8th Insurance Commissioner of North Carolina
- In office January 10, 1973 – January 10, 1985
- Governor: James Holshouser Jim Hunt
- Preceded by: Edwin S. Lanier
- Succeeded by: James E. Long

Member of the North Carolina House of Representatives from the 27th district
- In office 1971–1973 Serving with Colon Blake
- Preceded by: C. Roby Garner, Sr.
- Succeeded by: Thomas B. Hunter

Personal details
- Born: John Randolph Ingram June 12, 1929 Greensboro, North Carolina, U.S.
- Died: January 6, 2013 (aged 83) Myrtle Beach, South Carolina, U.S.
- Party: Democratic
- Spouse: Virginia Brown (m. 1954)
- Children: Four
- Education: University of North Carolina, Chapel Hill (BS, JD)
···
WORK TO COMPLETE: Rewrite the profile of John Randolph Ingram from "Member of the" up to and including "Hill (BS, JD)", switching "Democratic" to "Republican".
···
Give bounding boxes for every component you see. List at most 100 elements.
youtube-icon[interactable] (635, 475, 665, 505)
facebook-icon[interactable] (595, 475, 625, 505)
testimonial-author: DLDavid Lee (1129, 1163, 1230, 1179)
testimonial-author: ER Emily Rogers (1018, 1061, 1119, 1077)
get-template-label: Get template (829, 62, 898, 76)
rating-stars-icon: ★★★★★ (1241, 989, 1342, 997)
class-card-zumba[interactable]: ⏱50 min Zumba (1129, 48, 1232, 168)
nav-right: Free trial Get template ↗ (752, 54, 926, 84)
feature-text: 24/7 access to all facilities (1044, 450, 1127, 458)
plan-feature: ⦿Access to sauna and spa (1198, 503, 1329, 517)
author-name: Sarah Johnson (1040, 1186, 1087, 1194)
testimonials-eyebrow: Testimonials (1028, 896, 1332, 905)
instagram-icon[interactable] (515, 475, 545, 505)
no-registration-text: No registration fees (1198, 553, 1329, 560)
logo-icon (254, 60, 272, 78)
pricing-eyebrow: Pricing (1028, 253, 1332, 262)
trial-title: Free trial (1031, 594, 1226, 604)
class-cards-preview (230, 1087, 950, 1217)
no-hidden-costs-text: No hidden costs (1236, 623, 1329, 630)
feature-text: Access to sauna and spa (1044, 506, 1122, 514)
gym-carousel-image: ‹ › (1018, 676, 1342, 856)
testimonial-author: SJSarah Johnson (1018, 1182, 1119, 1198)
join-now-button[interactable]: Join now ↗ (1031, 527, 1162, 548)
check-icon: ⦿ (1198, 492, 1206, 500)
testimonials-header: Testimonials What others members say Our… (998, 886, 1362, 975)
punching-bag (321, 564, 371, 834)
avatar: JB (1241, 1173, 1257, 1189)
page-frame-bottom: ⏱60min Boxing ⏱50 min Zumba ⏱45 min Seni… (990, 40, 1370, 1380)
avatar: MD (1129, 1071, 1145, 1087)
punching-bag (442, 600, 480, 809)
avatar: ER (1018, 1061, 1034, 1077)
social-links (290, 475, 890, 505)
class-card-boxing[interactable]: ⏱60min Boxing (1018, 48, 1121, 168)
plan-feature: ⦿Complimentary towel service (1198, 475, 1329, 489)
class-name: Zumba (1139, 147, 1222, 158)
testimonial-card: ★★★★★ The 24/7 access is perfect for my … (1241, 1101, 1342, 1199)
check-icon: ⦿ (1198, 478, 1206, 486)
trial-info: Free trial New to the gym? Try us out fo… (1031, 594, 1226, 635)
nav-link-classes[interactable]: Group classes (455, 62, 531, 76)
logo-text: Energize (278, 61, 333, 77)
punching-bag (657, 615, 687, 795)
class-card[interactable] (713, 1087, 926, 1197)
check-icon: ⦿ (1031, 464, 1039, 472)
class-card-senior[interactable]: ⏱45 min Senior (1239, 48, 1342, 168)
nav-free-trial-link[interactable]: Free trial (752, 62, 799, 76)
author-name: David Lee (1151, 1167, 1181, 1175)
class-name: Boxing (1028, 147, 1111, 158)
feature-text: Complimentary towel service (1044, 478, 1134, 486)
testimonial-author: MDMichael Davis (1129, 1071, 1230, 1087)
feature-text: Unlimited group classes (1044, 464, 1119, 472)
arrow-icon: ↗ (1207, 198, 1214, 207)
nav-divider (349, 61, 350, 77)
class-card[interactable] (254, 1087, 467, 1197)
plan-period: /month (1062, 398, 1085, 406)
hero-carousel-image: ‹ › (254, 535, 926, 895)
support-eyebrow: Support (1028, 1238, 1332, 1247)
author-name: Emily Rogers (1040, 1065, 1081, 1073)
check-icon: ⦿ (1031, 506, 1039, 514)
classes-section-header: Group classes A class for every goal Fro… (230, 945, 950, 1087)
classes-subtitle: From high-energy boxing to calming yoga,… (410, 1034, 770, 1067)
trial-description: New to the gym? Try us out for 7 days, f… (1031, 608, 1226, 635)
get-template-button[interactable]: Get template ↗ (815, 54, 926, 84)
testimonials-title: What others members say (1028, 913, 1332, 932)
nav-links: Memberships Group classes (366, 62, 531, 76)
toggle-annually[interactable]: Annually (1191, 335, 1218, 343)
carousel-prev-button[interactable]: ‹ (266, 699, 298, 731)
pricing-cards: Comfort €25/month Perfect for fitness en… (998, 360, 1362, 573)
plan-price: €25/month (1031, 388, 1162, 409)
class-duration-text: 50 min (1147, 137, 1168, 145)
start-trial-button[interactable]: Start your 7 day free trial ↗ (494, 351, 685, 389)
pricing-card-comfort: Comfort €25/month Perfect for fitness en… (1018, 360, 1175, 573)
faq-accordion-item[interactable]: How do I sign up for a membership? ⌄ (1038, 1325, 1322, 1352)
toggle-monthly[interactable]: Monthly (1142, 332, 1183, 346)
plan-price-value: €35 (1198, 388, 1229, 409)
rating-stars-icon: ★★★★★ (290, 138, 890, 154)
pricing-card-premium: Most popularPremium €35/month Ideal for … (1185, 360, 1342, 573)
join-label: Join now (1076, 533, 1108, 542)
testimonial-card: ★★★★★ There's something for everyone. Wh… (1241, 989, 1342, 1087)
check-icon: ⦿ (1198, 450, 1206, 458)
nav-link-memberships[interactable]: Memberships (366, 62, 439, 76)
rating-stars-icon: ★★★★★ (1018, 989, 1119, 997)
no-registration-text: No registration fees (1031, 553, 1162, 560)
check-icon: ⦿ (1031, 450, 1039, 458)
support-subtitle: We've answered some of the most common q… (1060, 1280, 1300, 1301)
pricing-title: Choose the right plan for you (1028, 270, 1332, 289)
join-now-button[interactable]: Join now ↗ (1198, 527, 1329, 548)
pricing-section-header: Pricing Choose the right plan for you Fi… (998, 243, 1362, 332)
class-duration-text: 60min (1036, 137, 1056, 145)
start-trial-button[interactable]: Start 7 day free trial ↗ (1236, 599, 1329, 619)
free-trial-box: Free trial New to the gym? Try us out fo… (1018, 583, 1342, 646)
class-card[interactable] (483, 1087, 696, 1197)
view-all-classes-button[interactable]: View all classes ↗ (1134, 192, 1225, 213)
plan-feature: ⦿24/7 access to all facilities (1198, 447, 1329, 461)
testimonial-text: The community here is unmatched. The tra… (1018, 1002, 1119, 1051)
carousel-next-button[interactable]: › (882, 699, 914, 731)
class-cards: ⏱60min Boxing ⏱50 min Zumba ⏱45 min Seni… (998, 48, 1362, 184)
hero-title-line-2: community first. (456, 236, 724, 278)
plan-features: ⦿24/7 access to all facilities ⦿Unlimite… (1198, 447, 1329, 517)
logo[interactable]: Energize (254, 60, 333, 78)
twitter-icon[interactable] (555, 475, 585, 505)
···
SOLUTION BELOW:
Member of the North Carolina House of Representatives from the 27th district
- In office 1971–1973 Serving with Colon Blake
- Preceded by: C. Roby Garner, Sr.
- Succeeded by: Thomas B. Hunter

Personal details
- Born: John Randolph Ingram June 12, 1929 Greensboro, North Carolina, U.S.
- Died: January 6, 2013 (aged 83) Myrtle Beach, South Carolina, U.S.
- Party: Republican
- Spouse: Virginia Brown (m. 1954)
- Children: Four
- Education: University of North Carolina, Chapel Hill (BS, JD)